▼

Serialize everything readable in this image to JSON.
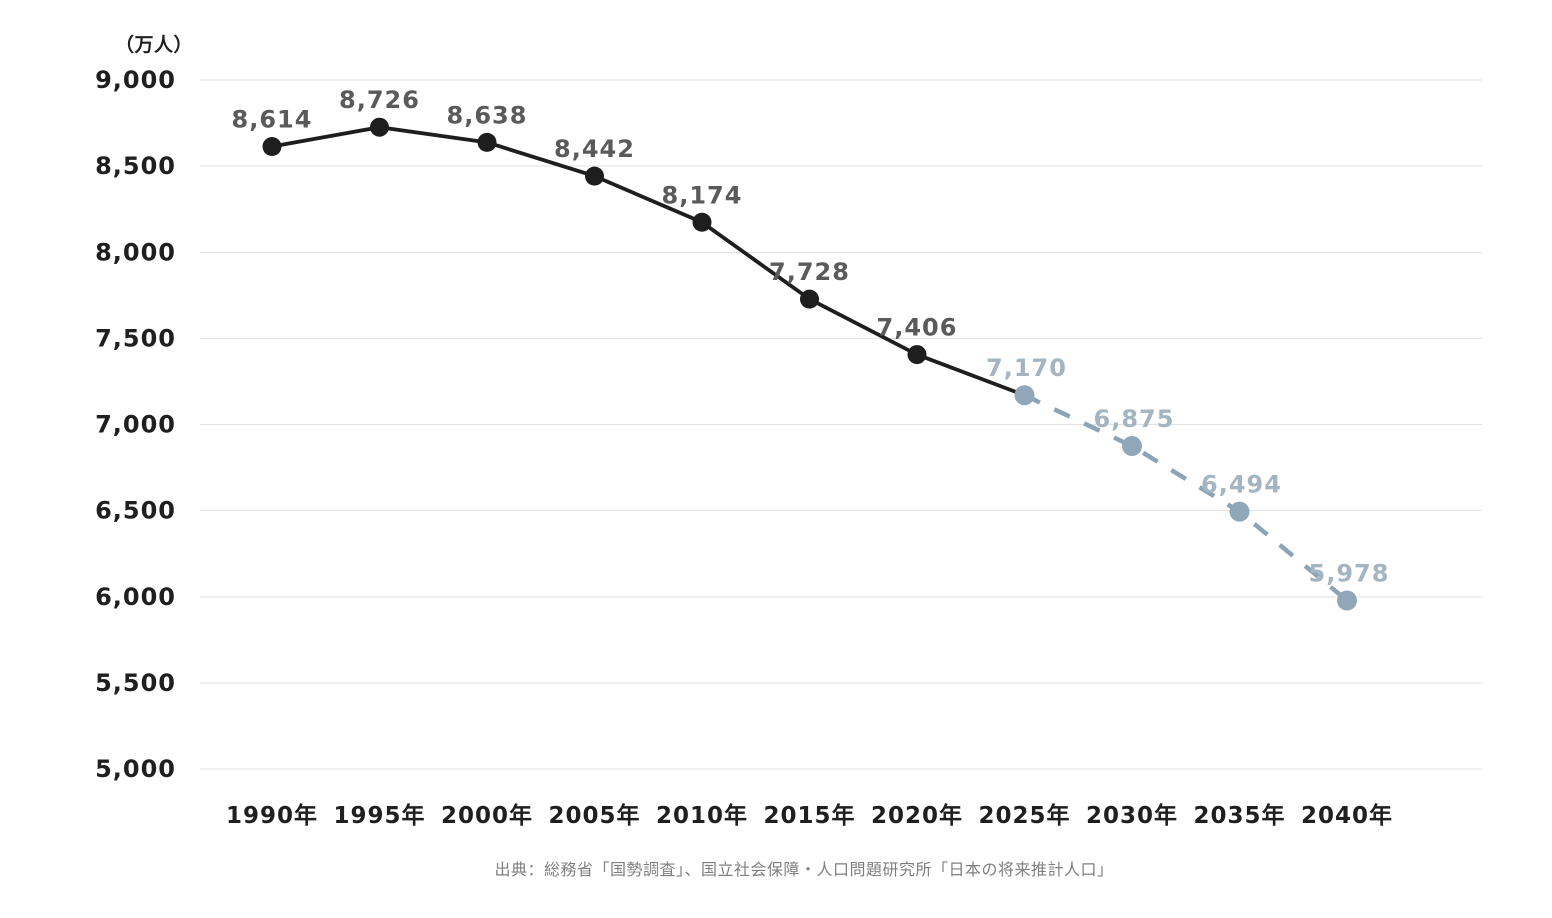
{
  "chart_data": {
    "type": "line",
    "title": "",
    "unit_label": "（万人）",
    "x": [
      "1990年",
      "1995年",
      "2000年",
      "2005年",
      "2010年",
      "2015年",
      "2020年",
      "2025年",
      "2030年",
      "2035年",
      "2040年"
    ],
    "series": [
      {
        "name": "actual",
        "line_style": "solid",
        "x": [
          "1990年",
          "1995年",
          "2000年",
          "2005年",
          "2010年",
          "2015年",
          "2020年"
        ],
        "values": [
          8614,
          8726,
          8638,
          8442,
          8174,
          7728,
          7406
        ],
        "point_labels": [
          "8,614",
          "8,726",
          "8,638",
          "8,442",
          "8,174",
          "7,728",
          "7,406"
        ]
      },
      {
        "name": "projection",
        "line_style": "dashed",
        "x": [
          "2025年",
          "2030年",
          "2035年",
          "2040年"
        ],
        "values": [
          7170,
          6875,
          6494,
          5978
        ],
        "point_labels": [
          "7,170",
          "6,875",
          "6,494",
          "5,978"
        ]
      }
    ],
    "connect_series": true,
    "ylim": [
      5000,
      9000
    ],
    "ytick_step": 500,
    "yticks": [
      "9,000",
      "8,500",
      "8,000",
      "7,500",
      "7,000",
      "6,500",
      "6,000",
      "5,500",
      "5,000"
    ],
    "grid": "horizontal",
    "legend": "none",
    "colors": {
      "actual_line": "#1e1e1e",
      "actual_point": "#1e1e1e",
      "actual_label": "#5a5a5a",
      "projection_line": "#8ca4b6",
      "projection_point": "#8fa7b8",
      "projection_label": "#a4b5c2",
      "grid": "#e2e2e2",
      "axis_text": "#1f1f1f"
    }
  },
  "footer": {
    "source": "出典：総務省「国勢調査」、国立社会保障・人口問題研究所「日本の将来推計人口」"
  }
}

▲
▼

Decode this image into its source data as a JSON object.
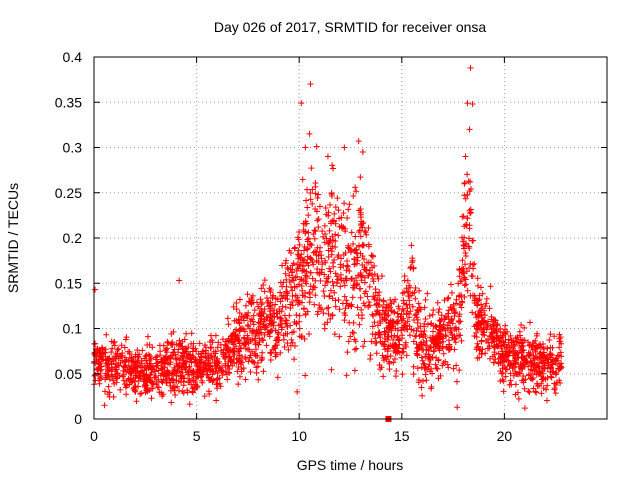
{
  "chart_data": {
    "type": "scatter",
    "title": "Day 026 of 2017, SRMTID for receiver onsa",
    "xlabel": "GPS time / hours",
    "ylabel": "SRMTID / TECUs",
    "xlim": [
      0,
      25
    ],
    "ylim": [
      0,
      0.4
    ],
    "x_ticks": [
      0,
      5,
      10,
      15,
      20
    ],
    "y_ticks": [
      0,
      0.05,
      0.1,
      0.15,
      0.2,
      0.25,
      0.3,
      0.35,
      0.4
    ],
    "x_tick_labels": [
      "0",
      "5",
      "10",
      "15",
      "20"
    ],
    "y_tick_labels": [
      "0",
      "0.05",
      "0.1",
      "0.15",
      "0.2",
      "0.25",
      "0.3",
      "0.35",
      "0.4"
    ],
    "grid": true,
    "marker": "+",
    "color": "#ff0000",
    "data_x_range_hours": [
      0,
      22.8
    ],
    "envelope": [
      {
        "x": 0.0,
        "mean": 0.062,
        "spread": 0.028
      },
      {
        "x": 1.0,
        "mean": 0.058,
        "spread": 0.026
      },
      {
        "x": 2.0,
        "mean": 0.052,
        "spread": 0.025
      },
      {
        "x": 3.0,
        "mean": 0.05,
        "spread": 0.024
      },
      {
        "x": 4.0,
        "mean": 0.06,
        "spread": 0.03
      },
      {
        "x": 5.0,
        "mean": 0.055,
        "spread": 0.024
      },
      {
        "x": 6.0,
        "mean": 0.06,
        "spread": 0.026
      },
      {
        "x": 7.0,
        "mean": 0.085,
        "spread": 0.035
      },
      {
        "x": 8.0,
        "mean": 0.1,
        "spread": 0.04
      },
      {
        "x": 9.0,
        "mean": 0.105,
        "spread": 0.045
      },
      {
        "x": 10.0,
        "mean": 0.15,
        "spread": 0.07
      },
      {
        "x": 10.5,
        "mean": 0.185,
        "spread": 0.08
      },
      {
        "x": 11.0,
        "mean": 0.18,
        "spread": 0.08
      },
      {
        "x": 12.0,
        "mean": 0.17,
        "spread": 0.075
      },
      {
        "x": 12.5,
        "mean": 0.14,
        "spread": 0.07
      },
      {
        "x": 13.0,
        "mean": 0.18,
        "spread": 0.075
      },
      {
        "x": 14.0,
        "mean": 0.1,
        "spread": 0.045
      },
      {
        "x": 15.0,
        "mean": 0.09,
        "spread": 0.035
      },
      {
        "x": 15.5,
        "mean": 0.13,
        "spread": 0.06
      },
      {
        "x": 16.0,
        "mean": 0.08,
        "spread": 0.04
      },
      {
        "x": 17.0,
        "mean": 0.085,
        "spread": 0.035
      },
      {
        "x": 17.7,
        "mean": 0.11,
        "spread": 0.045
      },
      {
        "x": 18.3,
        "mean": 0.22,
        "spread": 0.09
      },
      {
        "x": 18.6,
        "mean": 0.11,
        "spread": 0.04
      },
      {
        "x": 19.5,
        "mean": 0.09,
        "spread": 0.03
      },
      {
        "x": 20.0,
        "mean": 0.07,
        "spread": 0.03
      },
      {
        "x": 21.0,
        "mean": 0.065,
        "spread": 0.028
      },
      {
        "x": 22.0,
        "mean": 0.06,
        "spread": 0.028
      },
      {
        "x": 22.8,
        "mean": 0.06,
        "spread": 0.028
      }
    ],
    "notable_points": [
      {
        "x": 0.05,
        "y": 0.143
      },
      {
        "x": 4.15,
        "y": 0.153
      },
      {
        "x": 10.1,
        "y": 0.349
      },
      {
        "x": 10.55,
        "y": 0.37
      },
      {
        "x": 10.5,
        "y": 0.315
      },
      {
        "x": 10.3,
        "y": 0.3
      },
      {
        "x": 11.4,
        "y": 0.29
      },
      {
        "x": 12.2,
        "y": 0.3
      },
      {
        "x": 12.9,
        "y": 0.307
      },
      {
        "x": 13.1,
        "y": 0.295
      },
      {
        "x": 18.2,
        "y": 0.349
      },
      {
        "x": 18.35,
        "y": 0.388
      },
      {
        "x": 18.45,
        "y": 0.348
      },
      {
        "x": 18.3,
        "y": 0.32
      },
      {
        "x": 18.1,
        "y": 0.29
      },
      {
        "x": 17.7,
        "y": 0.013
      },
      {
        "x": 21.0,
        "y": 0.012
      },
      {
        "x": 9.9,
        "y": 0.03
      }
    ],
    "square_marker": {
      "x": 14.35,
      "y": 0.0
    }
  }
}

▲

Scan the material above. Copy each line where "this" occurs.

Serialize everything readable in this image to JSON.
Decode this image into its source data as a JSON object.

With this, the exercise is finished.